## Begin

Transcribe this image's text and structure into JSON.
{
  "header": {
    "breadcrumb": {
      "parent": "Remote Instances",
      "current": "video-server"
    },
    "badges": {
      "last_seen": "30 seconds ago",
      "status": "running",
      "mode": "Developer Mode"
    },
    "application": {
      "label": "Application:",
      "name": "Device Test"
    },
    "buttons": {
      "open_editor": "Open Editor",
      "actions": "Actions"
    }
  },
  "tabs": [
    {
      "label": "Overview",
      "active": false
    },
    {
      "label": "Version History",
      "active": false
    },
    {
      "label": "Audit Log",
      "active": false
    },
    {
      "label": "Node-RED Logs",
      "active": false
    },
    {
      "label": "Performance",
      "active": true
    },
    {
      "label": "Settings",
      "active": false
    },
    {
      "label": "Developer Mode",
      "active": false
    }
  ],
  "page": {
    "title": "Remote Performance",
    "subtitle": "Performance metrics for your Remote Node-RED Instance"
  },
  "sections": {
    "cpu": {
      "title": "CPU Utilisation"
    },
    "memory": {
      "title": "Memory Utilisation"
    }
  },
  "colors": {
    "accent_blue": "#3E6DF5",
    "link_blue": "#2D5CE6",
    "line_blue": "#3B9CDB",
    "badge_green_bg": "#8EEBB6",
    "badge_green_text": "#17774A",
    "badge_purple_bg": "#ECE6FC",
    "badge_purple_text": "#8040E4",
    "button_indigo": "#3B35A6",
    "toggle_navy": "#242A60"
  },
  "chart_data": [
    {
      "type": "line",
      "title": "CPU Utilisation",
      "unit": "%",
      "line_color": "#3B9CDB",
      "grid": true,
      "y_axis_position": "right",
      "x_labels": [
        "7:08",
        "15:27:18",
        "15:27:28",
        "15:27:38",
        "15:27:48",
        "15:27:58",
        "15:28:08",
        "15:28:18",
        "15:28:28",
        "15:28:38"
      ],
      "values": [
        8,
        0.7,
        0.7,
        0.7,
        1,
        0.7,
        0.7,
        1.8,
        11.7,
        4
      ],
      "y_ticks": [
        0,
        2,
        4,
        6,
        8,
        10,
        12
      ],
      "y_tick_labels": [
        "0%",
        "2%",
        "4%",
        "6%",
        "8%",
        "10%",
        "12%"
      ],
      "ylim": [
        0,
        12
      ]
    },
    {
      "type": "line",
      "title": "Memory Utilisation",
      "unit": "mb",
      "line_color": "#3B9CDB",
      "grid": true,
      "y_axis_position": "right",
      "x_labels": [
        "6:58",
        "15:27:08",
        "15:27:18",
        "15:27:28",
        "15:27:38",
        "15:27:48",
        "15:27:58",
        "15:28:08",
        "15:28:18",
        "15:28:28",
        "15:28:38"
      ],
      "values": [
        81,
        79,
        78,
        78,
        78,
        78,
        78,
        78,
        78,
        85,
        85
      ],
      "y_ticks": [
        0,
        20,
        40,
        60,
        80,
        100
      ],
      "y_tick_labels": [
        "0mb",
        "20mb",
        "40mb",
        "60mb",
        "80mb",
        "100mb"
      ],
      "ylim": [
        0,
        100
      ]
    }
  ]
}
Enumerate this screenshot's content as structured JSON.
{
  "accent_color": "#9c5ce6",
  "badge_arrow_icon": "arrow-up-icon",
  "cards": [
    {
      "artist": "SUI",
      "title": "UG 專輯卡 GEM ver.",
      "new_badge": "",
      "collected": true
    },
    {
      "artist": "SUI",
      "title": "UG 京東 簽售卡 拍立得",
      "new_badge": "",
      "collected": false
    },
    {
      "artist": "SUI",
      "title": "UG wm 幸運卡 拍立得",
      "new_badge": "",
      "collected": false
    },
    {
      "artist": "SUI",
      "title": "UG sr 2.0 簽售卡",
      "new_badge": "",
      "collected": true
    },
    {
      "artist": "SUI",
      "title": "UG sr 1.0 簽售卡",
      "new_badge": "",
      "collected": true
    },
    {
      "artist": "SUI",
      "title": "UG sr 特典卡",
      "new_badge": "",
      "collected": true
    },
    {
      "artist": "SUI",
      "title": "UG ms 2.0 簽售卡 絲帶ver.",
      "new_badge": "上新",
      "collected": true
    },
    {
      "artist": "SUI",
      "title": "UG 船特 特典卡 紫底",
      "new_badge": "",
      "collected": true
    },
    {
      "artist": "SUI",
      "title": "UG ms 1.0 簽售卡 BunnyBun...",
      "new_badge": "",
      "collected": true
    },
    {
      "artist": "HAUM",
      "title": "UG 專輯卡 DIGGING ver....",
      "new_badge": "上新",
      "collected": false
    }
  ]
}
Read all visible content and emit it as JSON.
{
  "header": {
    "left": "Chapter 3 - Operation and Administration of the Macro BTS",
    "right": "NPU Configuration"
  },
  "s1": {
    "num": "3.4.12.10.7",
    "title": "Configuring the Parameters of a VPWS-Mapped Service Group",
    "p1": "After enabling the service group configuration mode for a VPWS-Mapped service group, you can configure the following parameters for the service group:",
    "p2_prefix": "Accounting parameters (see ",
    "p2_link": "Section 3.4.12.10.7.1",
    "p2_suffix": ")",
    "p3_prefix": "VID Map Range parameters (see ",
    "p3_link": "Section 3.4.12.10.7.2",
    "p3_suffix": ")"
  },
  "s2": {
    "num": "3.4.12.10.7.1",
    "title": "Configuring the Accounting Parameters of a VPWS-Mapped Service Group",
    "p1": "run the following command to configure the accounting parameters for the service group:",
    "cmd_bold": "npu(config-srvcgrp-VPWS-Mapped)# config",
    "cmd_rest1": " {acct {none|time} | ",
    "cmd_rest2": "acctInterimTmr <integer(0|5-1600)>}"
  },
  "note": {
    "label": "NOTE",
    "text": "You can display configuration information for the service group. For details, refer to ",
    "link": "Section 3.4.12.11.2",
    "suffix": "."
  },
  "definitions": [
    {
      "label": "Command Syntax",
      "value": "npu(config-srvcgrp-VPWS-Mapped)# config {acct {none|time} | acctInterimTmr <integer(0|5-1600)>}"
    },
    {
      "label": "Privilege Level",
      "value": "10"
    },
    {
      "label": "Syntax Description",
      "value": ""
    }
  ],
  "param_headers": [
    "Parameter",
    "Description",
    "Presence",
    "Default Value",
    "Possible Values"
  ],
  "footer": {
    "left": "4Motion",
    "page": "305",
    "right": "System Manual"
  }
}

## End

[Work to do]
Extract the full listing above without altering anything.

[Response to the exercise]
Transcribe this image's text and structure into JSON.
{
  "header": {
    "breadcrumb": {
      "parent": "Remote Instances",
      "current": "video-server"
    },
    "badges": {
      "last_seen": "30 seconds ago",
      "status": "running",
      "mode": "Developer Mode"
    },
    "application": {
      "label": "Application:",
      "name": "Device Test"
    },
    "buttons": {
      "open_editor": "Open Editor",
      "actions": "Actions"
    }
  },
  "tabs": [
    {
      "label": "Overview",
      "active": false
    },
    {
      "label": "Version History",
      "active": false
    },
    {
      "label": "Audit Log",
      "active": false
    },
    {
      "label": "Node-RED Logs",
      "active": false
    },
    {
      "label": "Performance",
      "active": true
    },
    {
      "label": "Settings",
      "active": false
    },
    {
      "label": "Developer Mode",
      "active": false
    }
  ],
  "page": {
    "title": "Remote Performance",
    "subtitle": "Performance metrics for your Remote Node-RED Instance"
  },
  "sections": {
    "cpu": {
      "title": "CPU Utilisation"
    },
    "memory": {
      "title": "Memory Utilisation"
    }
  },
  "colors": {
    "accent_blue": "#3E6DF5",
    "link_blue": "#2D5CE6",
    "line_blue": "#3B9CDB",
    "badge_green_bg": "#8EEBB6",
    "badge_green_text": "#17774A",
    "badge_purple_bg": "#ECE6FC",
    "badge_purple_text": "#8040E4",
    "button_indigo": "#3B35A6",
    "toggle_navy": "#242A60"
  },
  "chart_data": [
    {
      "type": "line",
      "title": "CPU Utilisation",
      "unit": "%",
      "line_color": "#3B9CDB",
      "grid": true,
      "y_axis_position": "right",
      "x_labels": [
        "7:08",
        "15:27:18",
        "15:27:28",
        "15:27:38",
        "15:27:48",
        "15:27:58",
        "15:28:08",
        "15:28:18",
        "15:28:28",
        "15:28:38"
      ],
      "values": [
        8,
        0.7,
        0.7,
        0.7,
        1,
        0.7,
        0.7,
        1.8,
        11.7,
        4
      ],
      "y_ticks": [
        0,
        2,
        4,
        6,
        8,
        10,
        12
      ],
      "y_tick_labels": [
        "0%",
        "2%",
        "4%",
        "6%",
        "8%",
        "10%",
        "12%"
      ],
      "ylim": [
        0,
        12
      ]
    },
    {
      "type": "line",
      "title": "Memory Utilisation",
      "unit": "mb",
      "line_color": "#3B9CDB",
      "grid": true,
      "y_axis_position": "right",
      "x_labels": [
        "6:58",
        "15:27:08",
        "15:27:18",
        "15:27:28",
        "15:27:38",
        "15:27:48",
        "15:27:58",
        "15:28:08",
        "15:28:18",
        "15:28:28",
        "15:28:38"
      ],
      "values": [
        81,
        79,
        78,
        78,
        78,
        78,
        78,
        78,
        78,
        85,
        85
      ],
      "y_ticks": [
        0,
        20,
        40,
        60,
        80,
        100
      ],
      "y_tick_labels": [
        "0mb",
        "20mb",
        "40mb",
        "60mb",
        "80mb",
        "100mb"
      ],
      "ylim": [
        0,
        100
      ]
    }
  ]
}
Enumerate this screenshot's content as structured JSON.
{
  "accent_color": "#9c5ce6",
  "badge_arrow_icon": "arrow-up-icon",
  "cards": [
    {
      "artist": "SUI",
      "title": "UG 專輯卡 GEM ver.",
      "new_badge": "",
      "collected": true
    },
    {
      "artist": "SUI",
      "title": "UG 京東 簽售卡 拍立得",
      "new_badge": "",
      "collected": false
    },
    {
      "artist": "SUI",
      "title": "UG wm 幸運卡 拍立得",
      "new_badge": "",
      "collected": false
    },
    {
      "artist": "SUI",
      "title": "UG sr 2.0 簽售卡",
      "new_badge": "",
      "collected": true
    },
    {
      "artist": "SUI",
      "title": "UG sr 1.0 簽售卡",
      "new_badge": "",
      "collected": true
    },
    {
      "artist": "SUI",
      "title": "UG sr 特典卡",
      "new_badge": "",
      "collected": true
    },
    {
      "artist": "SUI",
      "title": "UG ms 2.0 簽售卡 絲帶ver.",
      "new_badge": "上新",
      "collected": true
    },
    {
      "artist": "SUI",
      "title": "UG 船特 特典卡 紫底",
      "new_badge": "",
      "collected": true
    },
    {
      "artist": "SUI",
      "title": "UG ms 1.0 簽售卡 BunnyBun...",
      "new_badge": "",
      "collected": true
    },
    {
      "artist": "HAUM",
      "title": "UG 專輯卡 DIGGING ver....",
      "new_badge": "上新",
      "collected": false
    }
  ]
}
Read all visible content and emit it as JSON.
{
  "header": {
    "left": "Chapter 3 - Operation and Administration of the Macro BTS",
    "right": "NPU Configuration"
  },
  "s1": {
    "num": "3.4.12.10.7",
    "title": "Configuring the Parameters of a VPWS-Mapped Service Group",
    "p1": "After enabling the service group configuration mode for a VPWS-Mapped service group, you can configure the following parameters for the service group:",
    "p2_prefix": "Accounting parameters (see ",
    "p2_link": "Section 3.4.12.10.7.1",
    "p2_suffix": ")",
    "p3_prefix": "VID Map Range parameters (see ",
    "p3_link": "Section 3.4.12.10.7.2",
    "p3_suffix": ")"
  },
  "s2": {
    "num": "3.4.12.10.7.1",
    "title": "Configuring the Accounting Parameters of a VPWS-Mapped Service Group",
    "p1": "run the following command to configure the accounting parameters for the service group:",
    "cmd_bold": "npu(config-srvcgrp-VPWS-Mapped)# config",
    "cmd_rest1": " {acct {none|time} | ",
    "cmd_rest2": "acctInterimTmr <integer(0|5-1600)>}"
  },
  "note": {
    "label": "NOTE",
    "text": "You can display configuration information for the service group. For details, refer to ",
    "link": "Section 3.4.12.11.2",
    "suffix": "."
  },
  "definitions": [
    {
      "label": "Command Syntax",
      "value": "npu(config-srvcgrp-VPWS-Mapped)# config {acct {none|time} | acctInterimTmr <integer(0|5-1600)>}"
    },
    {
      "label": "Privilege Level",
      "value": "10"
    },
    {
      "label": "Syntax Description",
      "value": ""
    }
  ],
  "param_headers": [
    "Parameter",
    "Description",
    "Presence",
    "Default Value",
    "Possible Values"
  ],
  "footer": {
    "left": "4Motion",
    "page": "305",
    "right": "System Manual"
  }
}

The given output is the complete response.